Dataset records:
** start **
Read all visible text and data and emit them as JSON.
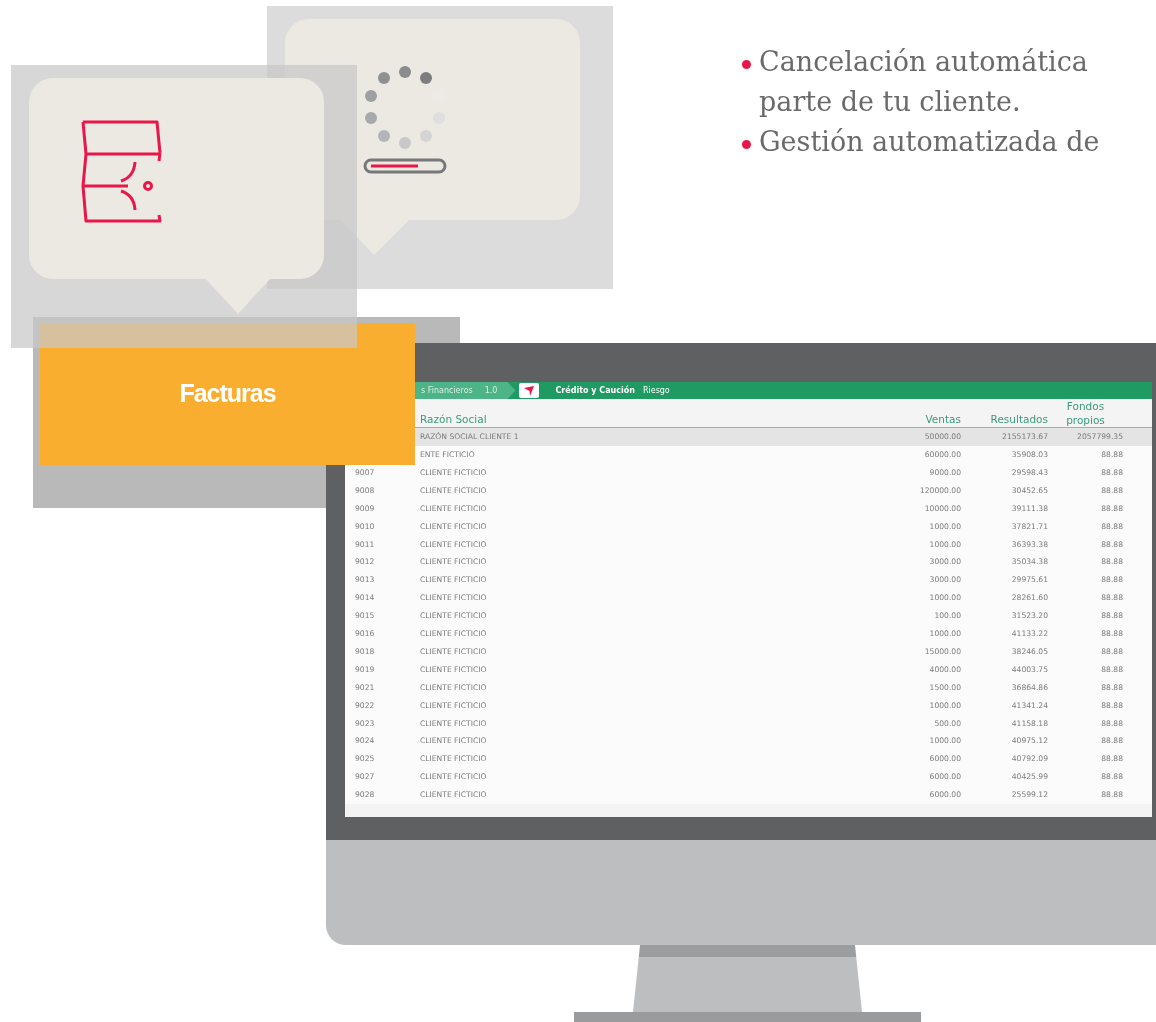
{
  "bullets": [
    {
      "lines": [
        "Cancelación automática",
        "parte de tu cliente."
      ]
    },
    {
      "lines": [
        "Gestión automatizada de"
      ]
    }
  ],
  "label_box": {
    "text": "Facturas"
  },
  "screen": {
    "breadcrumb": {
      "text": "s Financieros",
      "version": "1.0"
    },
    "app_title": "Crédito y Caución",
    "app_subtitle": "Riesgo",
    "table": {
      "columns": [
        {
          "label": "Razón Social"
        },
        {
          "label": "Ventas"
        },
        {
          "label": "Resultados"
        },
        {
          "label": "Fondos propios"
        }
      ],
      "rows": [
        {
          "name": "RAZÓN SOCIAL CLIENTE 1",
          "ventas": "50000.00",
          "resultados": "2155173.67",
          "fondos": "2057799.35",
          "selected": true
        },
        {
          "name": "ENTE FICTICIO",
          "ventas": "60000.00",
          "resultados": "35908.03",
          "fondos": "88.88",
          "selected": false
        },
        {
          "id": "9007",
          "name": "CLIENTE FICTICIO",
          "ventas": "9000.00",
          "resultados": "29598.43",
          "fondos": "88.88",
          "selected": false
        },
        {
          "id": "9008",
          "name": "CLIENTE FICTICIO",
          "ventas": "120000.00",
          "resultados": "30452.65",
          "fondos": "88.88",
          "selected": false
        },
        {
          "id": "9009",
          "name": "CLIENTE FICTICIO",
          "ventas": "10000.00",
          "resultados": "39111.38",
          "fondos": "88.88",
          "selected": false
        },
        {
          "id": "9010",
          "name": "CLIENTE FICTICIO",
          "ventas": "1000.00",
          "resultados": "37821.71",
          "fondos": "88.88",
          "selected": false
        },
        {
          "id": "9011",
          "name": "CLIENTE FICTICIO",
          "ventas": "1000.00",
          "resultados": "36393.38",
          "fondos": "88.88",
          "selected": false
        },
        {
          "id": "9012",
          "name": "CLIENTE FICTICIO",
          "ventas": "3000.00",
          "resultados": "35034.38",
          "fondos": "88.88",
          "selected": false
        },
        {
          "id": "9013",
          "name": "CLIENTE FICTICIO",
          "ventas": "3000.00",
          "resultados": "29975.61",
          "fondos": "88.88",
          "selected": false
        },
        {
          "id": "9014",
          "name": "CLIENTE FICTICIO",
          "ventas": "1000.00",
          "resultados": "28261.60",
          "fondos": "88.88",
          "selected": false
        },
        {
          "id": "9015",
          "name": "CLIENTE FICTICIO",
          "ventas": "100.00",
          "resultados": "31523.20",
          "fondos": "88.88",
          "selected": false
        },
        {
          "id": "9016",
          "name": "CLIENTE FICTICIO",
          "ventas": "1000.00",
          "resultados": "41133.22",
          "fondos": "88.88",
          "selected": false
        },
        {
          "id": "9018",
          "name": "CLIENTE FICTICIO",
          "ventas": "15000.00",
          "resultados": "38246.05",
          "fondos": "88.88",
          "selected": false
        },
        {
          "id": "9019",
          "name": "CLIENTE FICTICIO",
          "ventas": "4000.00",
          "resultados": "44003.75",
          "fondos": "88.88",
          "selected": false
        },
        {
          "id": "9021",
          "name": "CLIENTE FICTICIO",
          "ventas": "1500.00",
          "resultados": "36864.86",
          "fondos": "88.88",
          "selected": false
        },
        {
          "id": "9022",
          "name": "CLIENTE FICTICIO",
          "ventas": "1000.00",
          "resultados": "41341.24",
          "fondos": "88.88",
          "selected": false
        },
        {
          "id": "9023",
          "name": "CLIENTE FICTICIO",
          "ventas": "500.00",
          "resultados": "41158.18",
          "fondos": "88.88",
          "selected": false
        },
        {
          "id": "9024",
          "name": "CLIENTE FICTICIO",
          "ventas": "1000.00",
          "resultados": "40975.12",
          "fondos": "88.88",
          "selected": false
        },
        {
          "id": "9025",
          "name": "CLIENTE FICTICIO",
          "ventas": "6000.00",
          "resultados": "40792.09",
          "fondos": "88.88",
          "selected": false
        },
        {
          "id": "9027",
          "name": "CLIENTE FICTICIO",
          "ventas": "6000.00",
          "resultados": "40425.99",
          "fondos": "88.88",
          "selected": false
        },
        {
          "id": "9028",
          "name": "CLIENTE FICTICIO",
          "ventas": "6000.00",
          "resultados": "25599.12",
          "fondos": "88.88",
          "selected": false
        }
      ]
    }
  }
}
** end **
Written exercise: Find each line holding "text". Copy it out.

Correct output:
Read all visible text and data and emit them as JSON.
    "text": "Facturas"
      "text": "s Financieros",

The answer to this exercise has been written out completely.